■ Requirements ■
Write the listing out again, all of it, word for word.

(Data entries)
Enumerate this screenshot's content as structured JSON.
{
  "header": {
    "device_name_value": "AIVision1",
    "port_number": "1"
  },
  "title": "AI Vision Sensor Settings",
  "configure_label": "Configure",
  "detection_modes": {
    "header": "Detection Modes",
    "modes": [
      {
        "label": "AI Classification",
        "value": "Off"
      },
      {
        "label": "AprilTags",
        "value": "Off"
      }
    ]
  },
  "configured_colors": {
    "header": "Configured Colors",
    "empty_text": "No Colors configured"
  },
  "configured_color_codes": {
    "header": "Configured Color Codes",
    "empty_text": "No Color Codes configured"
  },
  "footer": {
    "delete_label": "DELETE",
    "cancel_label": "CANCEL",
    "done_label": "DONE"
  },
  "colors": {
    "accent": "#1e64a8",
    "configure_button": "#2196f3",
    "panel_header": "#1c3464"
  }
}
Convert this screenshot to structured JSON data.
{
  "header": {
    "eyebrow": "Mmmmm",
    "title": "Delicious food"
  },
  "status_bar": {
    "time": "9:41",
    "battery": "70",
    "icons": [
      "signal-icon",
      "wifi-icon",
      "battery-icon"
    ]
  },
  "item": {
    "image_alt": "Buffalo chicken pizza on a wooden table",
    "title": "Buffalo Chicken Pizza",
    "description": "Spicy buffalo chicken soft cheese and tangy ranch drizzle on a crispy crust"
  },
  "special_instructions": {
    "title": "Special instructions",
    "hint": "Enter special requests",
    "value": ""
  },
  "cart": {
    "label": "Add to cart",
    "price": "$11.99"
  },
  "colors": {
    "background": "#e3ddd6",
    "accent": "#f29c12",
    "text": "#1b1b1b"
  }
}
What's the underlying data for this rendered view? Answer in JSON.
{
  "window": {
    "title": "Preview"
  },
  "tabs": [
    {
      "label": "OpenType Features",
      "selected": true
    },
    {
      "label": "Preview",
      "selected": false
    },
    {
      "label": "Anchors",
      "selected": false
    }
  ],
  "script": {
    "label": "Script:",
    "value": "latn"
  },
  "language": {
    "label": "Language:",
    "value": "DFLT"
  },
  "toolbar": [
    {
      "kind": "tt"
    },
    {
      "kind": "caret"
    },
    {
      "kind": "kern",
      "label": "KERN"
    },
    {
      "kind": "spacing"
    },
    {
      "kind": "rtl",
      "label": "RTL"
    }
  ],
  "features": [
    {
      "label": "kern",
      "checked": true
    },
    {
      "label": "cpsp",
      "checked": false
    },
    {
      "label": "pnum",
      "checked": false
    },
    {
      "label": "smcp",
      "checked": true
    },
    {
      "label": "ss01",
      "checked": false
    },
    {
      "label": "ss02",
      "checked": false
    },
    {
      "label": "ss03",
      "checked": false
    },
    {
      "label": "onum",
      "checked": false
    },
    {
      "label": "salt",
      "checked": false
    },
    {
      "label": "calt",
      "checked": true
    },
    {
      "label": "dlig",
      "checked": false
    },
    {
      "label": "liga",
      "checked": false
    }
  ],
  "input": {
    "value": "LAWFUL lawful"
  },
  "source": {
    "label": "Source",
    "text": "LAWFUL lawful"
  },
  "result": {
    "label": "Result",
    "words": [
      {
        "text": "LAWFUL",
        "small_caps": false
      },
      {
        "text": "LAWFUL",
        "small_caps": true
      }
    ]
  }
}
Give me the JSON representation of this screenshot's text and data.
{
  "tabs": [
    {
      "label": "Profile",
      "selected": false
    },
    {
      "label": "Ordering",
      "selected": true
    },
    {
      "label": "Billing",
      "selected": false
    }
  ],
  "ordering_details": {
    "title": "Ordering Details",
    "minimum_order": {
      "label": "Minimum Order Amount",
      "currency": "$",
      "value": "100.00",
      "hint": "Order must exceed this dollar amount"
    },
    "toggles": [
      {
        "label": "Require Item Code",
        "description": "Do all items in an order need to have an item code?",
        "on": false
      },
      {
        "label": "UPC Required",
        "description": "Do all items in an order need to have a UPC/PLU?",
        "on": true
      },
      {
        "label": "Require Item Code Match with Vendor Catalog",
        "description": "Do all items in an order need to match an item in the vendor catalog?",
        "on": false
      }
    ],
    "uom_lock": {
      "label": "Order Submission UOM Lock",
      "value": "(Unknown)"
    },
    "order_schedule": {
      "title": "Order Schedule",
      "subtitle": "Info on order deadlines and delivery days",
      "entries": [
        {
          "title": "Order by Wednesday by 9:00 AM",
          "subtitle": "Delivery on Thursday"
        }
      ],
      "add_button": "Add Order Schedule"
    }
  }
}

■ Result of the exercise ■
Enumerate this screenshot's content as structured JSON.
{
  "header": {
    "device_name_value": "AIVision1",
    "port_number": "1"
  },
  "title": "AI Vision Sensor Settings",
  "configure_label": "Configure",
  "detection_modes": {
    "header": "Detection Modes",
    "modes": [
      {
        "label": "AI Classification",
        "value": "Off"
      },
      {
        "label": "AprilTags",
        "value": "Off"
      }
    ]
  },
  "configured_colors": {
    "header": "Configured Colors",
    "empty_text": "No Colors configured"
  },
  "configured_color_codes": {
    "header": "Configured Color Codes",
    "empty_text": "No Color Codes configured"
  },
  "footer": {
    "delete_label": "DELETE",
    "cancel_label": "CANCEL",
    "done_label": "DONE"
  },
  "colors": {
    "accent": "#1e64a8",
    "configure_button": "#2196f3",
    "panel_header": "#1c3464"
  }
}
Convert this screenshot to structured JSON data.
{
  "header": {
    "eyebrow": "Mmmmm",
    "title": "Delicious food"
  },
  "status_bar": {
    "time": "9:41",
    "battery": "70",
    "icons": [
      "signal-icon",
      "wifi-icon",
      "battery-icon"
    ]
  },
  "item": {
    "image_alt": "Buffalo chicken pizza on a wooden table",
    "title": "Buffalo Chicken Pizza",
    "description": "Spicy buffalo chicken soft cheese and tangy ranch drizzle on a crispy crust"
  },
  "special_instructions": {
    "title": "Special instructions",
    "hint": "Enter special requests",
    "value": ""
  },
  "cart": {
    "label": "Add to cart",
    "price": "$11.99"
  },
  "colors": {
    "background": "#e3ddd6",
    "accent": "#f29c12",
    "text": "#1b1b1b"
  }
}
What's the underlying data for this rendered view? Answer in JSON.
{
  "window": {
    "title": "Preview"
  },
  "tabs": [
    {
      "label": "OpenType Features",
      "selected": true
    },
    {
      "label": "Preview",
      "selected": false
    },
    {
      "label": "Anchors",
      "selected": false
    }
  ],
  "script": {
    "label": "Script:",
    "value": "latn"
  },
  "language": {
    "label": "Language:",
    "value": "DFLT"
  },
  "toolbar": [
    {
      "kind": "tt"
    },
    {
      "kind": "caret"
    },
    {
      "kind": "kern",
      "label": "KERN"
    },
    {
      "kind": "spacing"
    },
    {
      "kind": "rtl",
      "label": "RTL"
    }
  ],
  "features": [
    {
      "label": "kern",
      "checked": true
    },
    {
      "label": "cpsp",
      "checked": false
    },
    {
      "label": "pnum",
      "checked": false
    },
    {
      "label": "smcp",
      "checked": true
    },
    {
      "label": "ss01",
      "checked": false
    },
    {
      "label": "ss02",
      "checked": false
    },
    {
      "label": "ss03",
      "checked": false
    },
    {
      "label": "onum",
      "checked": false
    },
    {
      "label": "salt",
      "checked": false
    },
    {
      "label": "calt",
      "checked": true
    },
    {
      "label": "dlig",
      "checked": false
    },
    {
      "label": "liga",
      "checked": false
    }
  ],
  "input": {
    "value": "LAWFUL lawful"
  },
  "source": {
    "label": "Source",
    "text": "LAWFUL lawful"
  },
  "result": {
    "label": "Result",
    "words": [
      {
        "text": "LAWFUL",
        "small_caps": false
      },
      {
        "text": "LAWFUL",
        "small_caps": true
      }
    ]
  }
}
Give me the JSON representation of this screenshot's text and data.
{
  "tabs": [
    {
      "label": "Profile",
      "selected": false
    },
    {
      "label": "Ordering",
      "selected": true
    },
    {
      "label": "Billing",
      "selected": false
    }
  ],
  "ordering_details": {
    "title": "Ordering Details",
    "minimum_order": {
      "label": "Minimum Order Amount",
      "currency": "$",
      "value": "100.00",
      "hint": "Order must exceed this dollar amount"
    },
    "toggles": [
      {
        "label": "Require Item Code",
        "description": "Do all items in an order need to have an item code?",
        "on": false
      },
      {
        "label": "UPC Required",
        "description": "Do all items in an order need to have a UPC/PLU?",
        "on": true
      },
      {
        "label": "Require Item Code Match with Vendor Catalog",
        "description": "Do all items in an order need to match an item in the vendor catalog?",
        "on": false
      }
    ],
    "uom_lock": {
      "label": "Order Submission UOM Lock",
      "value": "(Unknown)"
    },
    "order_schedule": {
      "title": "Order Schedule",
      "subtitle": "Info on order deadlines and delivery days",
      "entries": [
        {
          "title": "Order by Wednesday by 9:00 AM",
          "subtitle": "Delivery on Thursday"
        }
      ],
      "add_button": "Add Order Schedule"
    }
  }
}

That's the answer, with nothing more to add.